──────── GIVEN RECORDS

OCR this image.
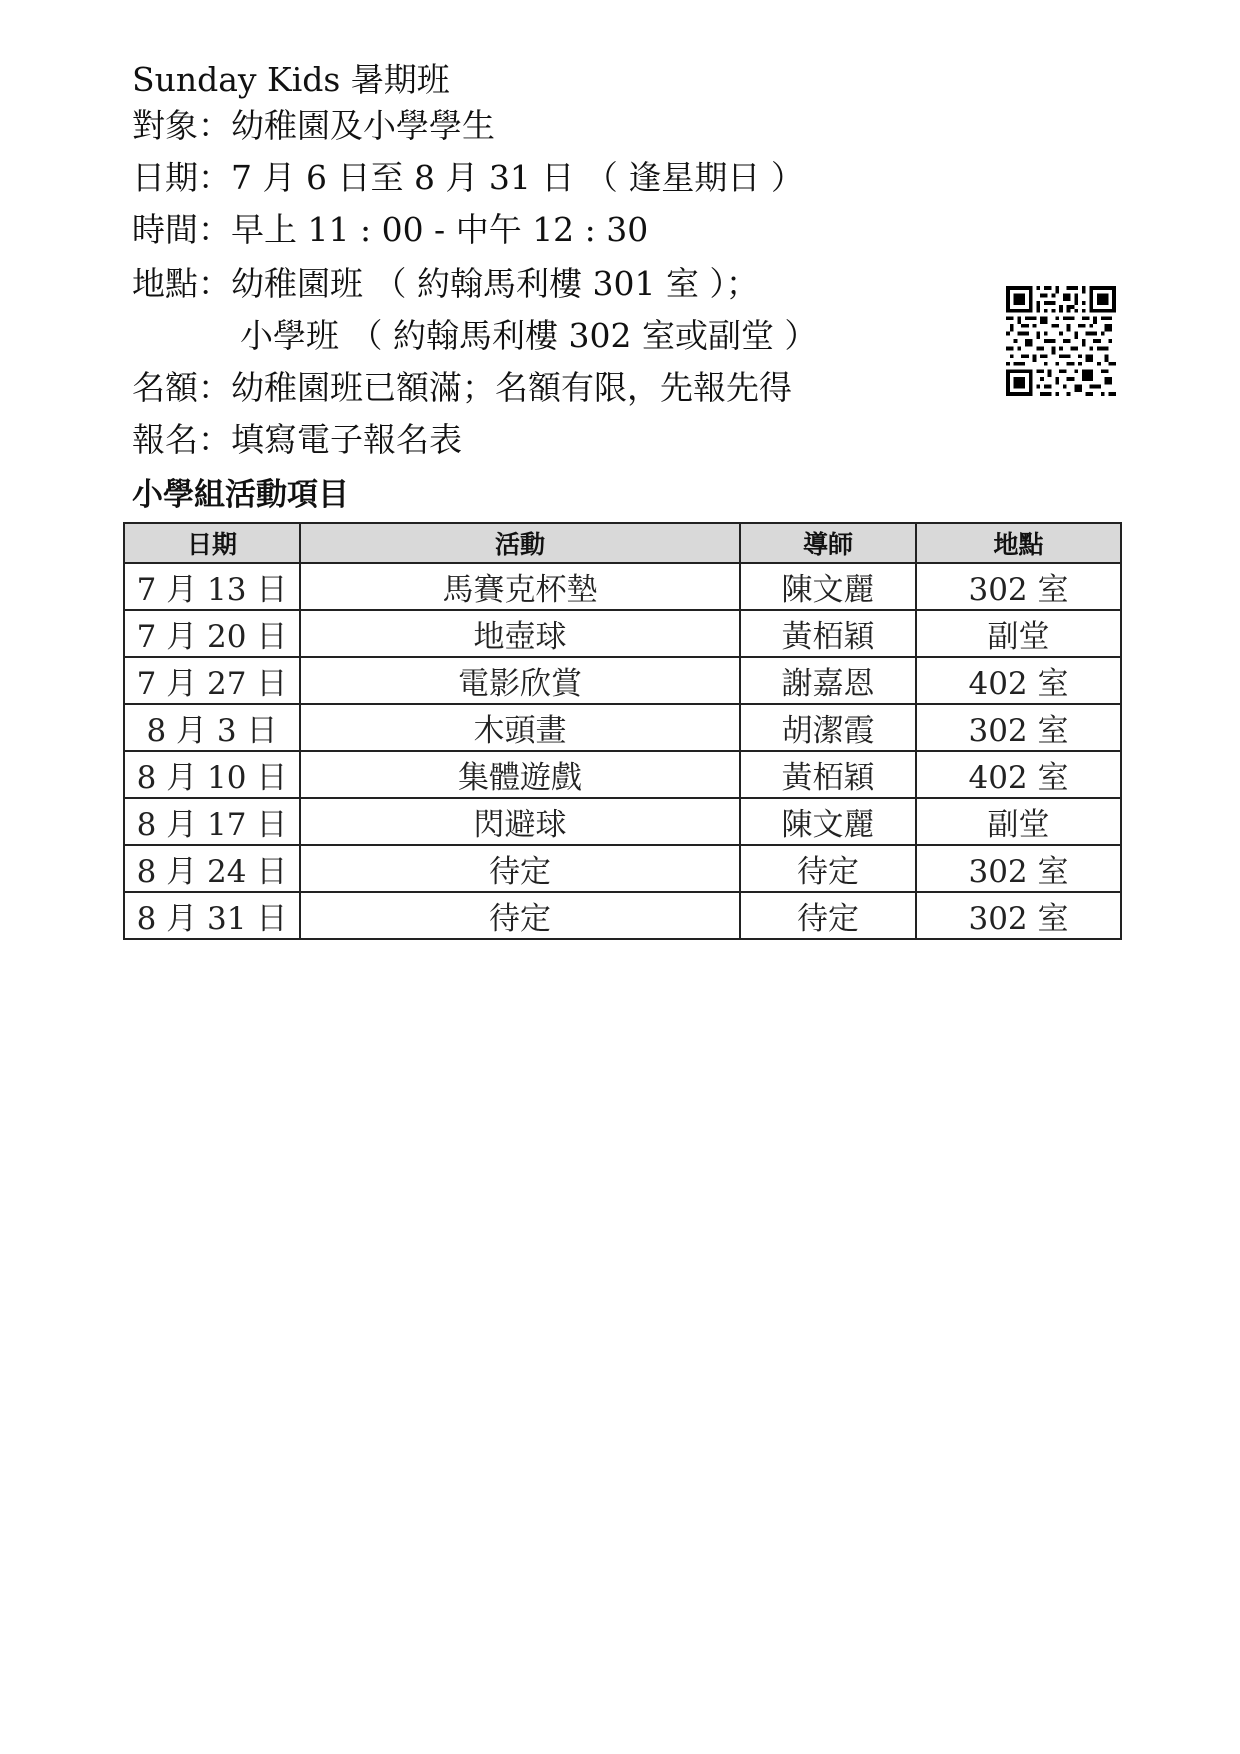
Sunday Kids 暑期班
對象：幼稚園及小學學生
日期：7 月 6 日至 8 月 31 日 （ 逢星期日 ）
時間：早上 11 : 00 - 中午 12 : 30
地點：幼稚園班 （ 約翰馬利樓 301 室 ）；
小學班 （ 約翰馬利樓 302 室或副堂 ）
名額：幼稚園班已額滿；名額有限，先報先得
報名：填寫電子報名表
小學組活動項目
日期	活動	導師	地點
7 月 13 日	馬賽克杯墊	陳文麗	302 室
7 月 20 日	地壺球	黃栢穎	副堂
7 月 27 日	電影欣賞	謝嘉恩	402 室
8 月 3 日	木頭畫	胡潔霞	302 室
8 月 10 日	集體遊戲	黃栢穎	402 室
8 月 17 日	閃避球	陳文麗	副堂
8 月 24 日	待定	待定	302 室
8 月 31 日	待定	待定	302 室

────────────────

→ STATED PROBLEM:
Restate the whole listing above exactly, except for its images.

→ ANSWER TO THIS TASK:
OCR this image.
Sunday Kids 暑期班
對象：幼稚園及小學學生
日期：7 月 6 日至 8 月 31 日 （ 逢星期日 ）
時間：早上 11 : 00 - 中午 12 : 30
地點：幼稚園班 （ 約翰馬利樓 301 室 ）；
小學班 （ 約翰馬利樓 302 室或副堂 ）
名額：幼稚園班已額滿；名額有限，先報先得
報名：填寫電子報名表
小學組活動項目
日期	活動	導師	地點
7 月 13 日	馬賽克杯墊	陳文麗	302 室
7 月 20 日	地壺球	黃栢穎	副堂
7 月 27 日	電影欣賞	謝嘉恩	402 室
8 月 3 日	木頭畫	胡潔霞	302 室
8 月 10 日	集體遊戲	黃栢穎	402 室
8 月 17 日	閃避球	陳文麗	副堂
8 月 24 日	待定	待定	302 室
8 月 31 日	待定	待定	302 室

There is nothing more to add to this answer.